- **TASK DETAILS**
Each record below is to be reproduced without any change.

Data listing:
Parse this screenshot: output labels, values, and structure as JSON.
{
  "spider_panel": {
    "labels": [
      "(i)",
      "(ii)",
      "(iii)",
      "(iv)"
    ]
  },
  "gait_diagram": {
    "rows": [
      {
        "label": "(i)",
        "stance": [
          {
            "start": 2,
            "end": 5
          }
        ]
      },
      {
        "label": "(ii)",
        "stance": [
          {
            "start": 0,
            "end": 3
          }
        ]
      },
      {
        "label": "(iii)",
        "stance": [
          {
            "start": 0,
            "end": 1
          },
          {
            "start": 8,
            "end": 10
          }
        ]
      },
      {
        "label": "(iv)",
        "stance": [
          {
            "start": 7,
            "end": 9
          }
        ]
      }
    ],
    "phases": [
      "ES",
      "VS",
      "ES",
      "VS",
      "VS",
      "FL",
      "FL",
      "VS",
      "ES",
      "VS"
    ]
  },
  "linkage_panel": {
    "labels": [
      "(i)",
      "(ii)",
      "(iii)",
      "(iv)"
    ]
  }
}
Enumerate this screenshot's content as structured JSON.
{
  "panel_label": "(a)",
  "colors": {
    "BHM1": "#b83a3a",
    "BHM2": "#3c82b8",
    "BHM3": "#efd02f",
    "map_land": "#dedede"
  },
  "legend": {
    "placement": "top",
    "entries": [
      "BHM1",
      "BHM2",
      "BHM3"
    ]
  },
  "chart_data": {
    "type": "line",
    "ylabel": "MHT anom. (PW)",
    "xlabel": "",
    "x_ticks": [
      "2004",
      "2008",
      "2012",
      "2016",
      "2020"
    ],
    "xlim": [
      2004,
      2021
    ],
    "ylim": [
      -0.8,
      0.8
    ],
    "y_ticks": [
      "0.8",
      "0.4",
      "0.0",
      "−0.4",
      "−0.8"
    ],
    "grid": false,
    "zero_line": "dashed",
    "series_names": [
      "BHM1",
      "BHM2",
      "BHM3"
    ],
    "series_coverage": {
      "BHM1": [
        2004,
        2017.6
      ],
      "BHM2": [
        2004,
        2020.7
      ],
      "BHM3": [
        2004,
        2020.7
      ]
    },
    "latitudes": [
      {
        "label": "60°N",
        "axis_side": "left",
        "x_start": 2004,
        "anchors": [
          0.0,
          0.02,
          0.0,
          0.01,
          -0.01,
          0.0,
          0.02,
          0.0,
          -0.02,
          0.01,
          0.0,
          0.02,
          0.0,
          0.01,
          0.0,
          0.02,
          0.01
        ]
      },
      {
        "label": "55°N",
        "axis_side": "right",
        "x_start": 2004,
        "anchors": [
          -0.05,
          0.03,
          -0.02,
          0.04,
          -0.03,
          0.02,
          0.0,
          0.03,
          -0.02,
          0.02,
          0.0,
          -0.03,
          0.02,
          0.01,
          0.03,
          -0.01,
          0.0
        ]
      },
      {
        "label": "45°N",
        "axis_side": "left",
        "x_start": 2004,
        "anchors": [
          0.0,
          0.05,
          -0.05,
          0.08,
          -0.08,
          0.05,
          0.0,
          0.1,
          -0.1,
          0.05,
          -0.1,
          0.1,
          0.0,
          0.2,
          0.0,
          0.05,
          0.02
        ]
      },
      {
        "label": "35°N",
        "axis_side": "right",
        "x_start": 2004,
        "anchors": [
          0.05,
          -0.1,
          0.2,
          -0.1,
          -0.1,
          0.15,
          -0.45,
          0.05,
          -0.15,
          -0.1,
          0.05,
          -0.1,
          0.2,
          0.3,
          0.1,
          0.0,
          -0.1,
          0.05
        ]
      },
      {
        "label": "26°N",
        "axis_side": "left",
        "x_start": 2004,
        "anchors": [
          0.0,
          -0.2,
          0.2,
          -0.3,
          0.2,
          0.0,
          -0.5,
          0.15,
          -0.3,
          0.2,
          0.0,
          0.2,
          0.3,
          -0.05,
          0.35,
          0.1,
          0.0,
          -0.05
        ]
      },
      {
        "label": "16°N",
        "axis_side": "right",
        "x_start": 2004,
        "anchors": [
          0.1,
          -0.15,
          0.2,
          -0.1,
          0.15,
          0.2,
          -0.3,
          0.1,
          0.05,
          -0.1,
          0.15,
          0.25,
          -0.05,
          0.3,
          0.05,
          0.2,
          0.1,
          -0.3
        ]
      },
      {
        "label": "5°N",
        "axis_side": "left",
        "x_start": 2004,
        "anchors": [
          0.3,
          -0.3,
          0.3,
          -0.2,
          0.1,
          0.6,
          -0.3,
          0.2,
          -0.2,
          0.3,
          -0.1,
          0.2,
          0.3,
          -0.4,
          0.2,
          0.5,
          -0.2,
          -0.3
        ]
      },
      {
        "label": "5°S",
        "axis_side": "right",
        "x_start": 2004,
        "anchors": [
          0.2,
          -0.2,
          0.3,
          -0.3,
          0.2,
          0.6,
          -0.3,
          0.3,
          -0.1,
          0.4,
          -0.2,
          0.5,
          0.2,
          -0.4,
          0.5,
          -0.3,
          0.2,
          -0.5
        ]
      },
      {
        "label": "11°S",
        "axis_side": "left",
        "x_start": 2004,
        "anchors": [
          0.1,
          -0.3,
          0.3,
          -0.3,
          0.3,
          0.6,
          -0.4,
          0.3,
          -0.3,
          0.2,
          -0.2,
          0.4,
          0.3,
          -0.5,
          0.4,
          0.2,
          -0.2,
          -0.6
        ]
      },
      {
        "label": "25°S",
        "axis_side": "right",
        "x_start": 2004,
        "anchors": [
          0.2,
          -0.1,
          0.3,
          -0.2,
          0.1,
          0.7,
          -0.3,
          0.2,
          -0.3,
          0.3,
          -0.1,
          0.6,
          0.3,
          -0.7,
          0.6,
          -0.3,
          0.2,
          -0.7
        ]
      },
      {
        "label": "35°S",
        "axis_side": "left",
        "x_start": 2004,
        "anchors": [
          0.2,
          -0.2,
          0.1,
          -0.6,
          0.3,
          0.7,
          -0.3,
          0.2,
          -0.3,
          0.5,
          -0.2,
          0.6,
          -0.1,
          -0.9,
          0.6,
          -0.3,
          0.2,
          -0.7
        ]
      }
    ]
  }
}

- **ANSWER TO THIS PROBLEM**
Parse this screenshot: output labels, values, and structure as JSON.
{
  "spider_panel": {
    "labels": [
      "(i)",
      "(ii)",
      "(iii)",
      "(iv)"
    ]
  },
  "gait_diagram": {
    "rows": [
      {
        "label": "(i)",
        "stance": [
          {
            "start": 2,
            "end": 5
          }
        ]
      },
      {
        "label": "(ii)",
        "stance": [
          {
            "start": 0,
            "end": 3
          }
        ]
      },
      {
        "label": "(iii)",
        "stance": [
          {
            "start": 0,
            "end": 1
          },
          {
            "start": 8,
            "end": 10
          }
        ]
      },
      {
        "label": "(iv)",
        "stance": [
          {
            "start": 7,
            "end": 9
          }
        ]
      }
    ],
    "phases": [
      "ES",
      "VS",
      "ES",
      "VS",
      "VS",
      "FL",
      "FL",
      "VS",
      "ES",
      "VS"
    ]
  },
  "linkage_panel": {
    "labels": [
      "(i)",
      "(ii)",
      "(iii)",
      "(iv)"
    ]
  }
}
Enumerate this screenshot's content as structured JSON.
{
  "panel_label": "(a)",
  "colors": {
    "BHM1": "#b83a3a",
    "BHM2": "#3c82b8",
    "BHM3": "#efd02f",
    "map_land": "#dedede"
  },
  "legend": {
    "placement": "top",
    "entries": [
      "BHM1",
      "BHM2",
      "BHM3"
    ]
  },
  "chart_data": {
    "type": "line",
    "ylabel": "MHT anom. (PW)",
    "xlabel": "",
    "x_ticks": [
      "2004",
      "2008",
      "2012",
      "2016",
      "2020"
    ],
    "xlim": [
      2004,
      2021
    ],
    "ylim": [
      -0.8,
      0.8
    ],
    "y_ticks": [
      "0.8",
      "0.4",
      "0.0",
      "−0.4",
      "−0.8"
    ],
    "grid": false,
    "zero_line": "dashed",
    "series_names": [
      "BHM1",
      "BHM2",
      "BHM3"
    ],
    "series_coverage": {
      "BHM1": [
        2004,
        2017.6
      ],
      "BHM2": [
        2004,
        2020.7
      ],
      "BHM3": [
        2004,
        2020.7
      ]
    },
    "latitudes": [
      {
        "label": "60°N",
        "axis_side": "left",
        "x_start": 2004,
        "anchors": [
          0.0,
          0.02,
          0.0,
          0.01,
          -0.01,
          0.0,
          0.02,
          0.0,
          -0.02,
          0.01,
          0.0,
          0.02,
          0.0,
          0.01,
          0.0,
          0.02,
          0.01
        ]
      },
      {
        "label": "55°N",
        "axis_side": "right",
        "x_start": 2004,
        "anchors": [
          -0.05,
          0.03,
          -0.02,
          0.04,
          -0.03,
          0.02,
          0.0,
          0.03,
          -0.02,
          0.02,
          0.0,
          -0.03,
          0.02,
          0.01,
          0.03,
          -0.01,
          0.0
        ]
      },
      {
        "label": "45°N",
        "axis_side": "left",
        "x_start": 2004,
        "anchors": [
          0.0,
          0.05,
          -0.05,
          0.08,
          -0.08,
          0.05,
          0.0,
          0.1,
          -0.1,
          0.05,
          -0.1,
          0.1,
          0.0,
          0.2,
          0.0,
          0.05,
          0.02
        ]
      },
      {
        "label": "35°N",
        "axis_side": "right",
        "x_start": 2004,
        "anchors": [
          0.05,
          -0.1,
          0.2,
          -0.1,
          -0.1,
          0.15,
          -0.45,
          0.05,
          -0.15,
          -0.1,
          0.05,
          -0.1,
          0.2,
          0.3,
          0.1,
          0.0,
          -0.1,
          0.05
        ]
      },
      {
        "label": "26°N",
        "axis_side": "left",
        "x_start": 2004,
        "anchors": [
          0.0,
          -0.2,
          0.2,
          -0.3,
          0.2,
          0.0,
          -0.5,
          0.15,
          -0.3,
          0.2,
          0.0,
          0.2,
          0.3,
          -0.05,
          0.35,
          0.1,
          0.0,
          -0.05
        ]
      },
      {
        "label": "16°N",
        "axis_side": "right",
        "x_start": 2004,
        "anchors": [
          0.1,
          -0.15,
          0.2,
          -0.1,
          0.15,
          0.2,
          -0.3,
          0.1,
          0.05,
          -0.1,
          0.15,
          0.25,
          -0.05,
          0.3,
          0.05,
          0.2,
          0.1,
          -0.3
        ]
      },
      {
        "label": "5°N",
        "axis_side": "left",
        "x_start": 2004,
        "anchors": [
          0.3,
          -0.3,
          0.3,
          -0.2,
          0.1,
          0.6,
          -0.3,
          0.2,
          -0.2,
          0.3,
          -0.1,
          0.2,
          0.3,
          -0.4,
          0.2,
          0.5,
          -0.2,
          -0.3
        ]
      },
      {
        "label": "5°S",
        "axis_side": "right",
        "x_start": 2004,
        "anchors": [
          0.2,
          -0.2,
          0.3,
          -0.3,
          0.2,
          0.6,
          -0.3,
          0.3,
          -0.1,
          0.4,
          -0.2,
          0.5,
          0.2,
          -0.4,
          0.5,
          -0.3,
          0.2,
          -0.5
        ]
      },
      {
        "label": "11°S",
        "axis_side": "left",
        "x_start": 2004,
        "anchors": [
          0.1,
          -0.3,
          0.3,
          -0.3,
          0.3,
          0.6,
          -0.4,
          0.3,
          -0.3,
          0.2,
          -0.2,
          0.4,
          0.3,
          -0.5,
          0.4,
          0.2,
          -0.2,
          -0.6
        ]
      },
      {
        "label": "25°S",
        "axis_side": "right",
        "x_start": 2004,
        "anchors": [
          0.2,
          -0.1,
          0.3,
          -0.2,
          0.1,
          0.7,
          -0.3,
          0.2,
          -0.3,
          0.3,
          -0.1,
          0.6,
          0.3,
          -0.7,
          0.6,
          -0.3,
          0.2,
          -0.7
        ]
      },
      {
        "label": "35°S",
        "axis_side": "left",
        "x_start": 2004,
        "anchors": [
          0.2,
          -0.2,
          0.1,
          -0.6,
          0.3,
          0.7,
          -0.3,
          0.2,
          -0.3,
          0.5,
          -0.2,
          0.6,
          -0.1,
          -0.9,
          0.6,
          -0.3,
          0.2,
          -0.7
        ]
      }
    ]
  }
}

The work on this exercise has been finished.